Begin GIVEN ENTRIES
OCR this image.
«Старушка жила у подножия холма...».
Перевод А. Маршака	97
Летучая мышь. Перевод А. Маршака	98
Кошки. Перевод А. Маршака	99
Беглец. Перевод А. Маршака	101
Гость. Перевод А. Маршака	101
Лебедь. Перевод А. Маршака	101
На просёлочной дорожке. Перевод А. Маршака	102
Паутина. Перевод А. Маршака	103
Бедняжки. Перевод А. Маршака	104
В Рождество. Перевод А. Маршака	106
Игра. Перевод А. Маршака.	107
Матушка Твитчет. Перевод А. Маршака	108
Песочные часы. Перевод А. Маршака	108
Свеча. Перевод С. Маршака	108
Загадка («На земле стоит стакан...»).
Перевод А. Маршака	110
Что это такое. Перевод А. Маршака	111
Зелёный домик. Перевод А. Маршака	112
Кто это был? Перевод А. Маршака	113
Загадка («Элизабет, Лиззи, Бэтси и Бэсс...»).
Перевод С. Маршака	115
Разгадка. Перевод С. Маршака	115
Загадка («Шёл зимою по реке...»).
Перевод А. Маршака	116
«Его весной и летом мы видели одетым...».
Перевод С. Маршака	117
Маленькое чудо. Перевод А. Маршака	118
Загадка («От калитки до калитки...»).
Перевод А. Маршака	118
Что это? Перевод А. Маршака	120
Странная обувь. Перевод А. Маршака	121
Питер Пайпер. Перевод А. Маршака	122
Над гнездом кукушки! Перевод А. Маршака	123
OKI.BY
End GIVEN ENTRIES
Copy out every line of the listing that includes the string "Загадка".

• _SOLUTION FOR THIS PROBLEM_:
Загадка («На земле стоит стакан...»).
Загадка («Элизабет, Лиззи, Бэтси и Бэсс...»).
Загадка («Шёл зимою по реке...»).
Загадка («От калитки до калитки...»).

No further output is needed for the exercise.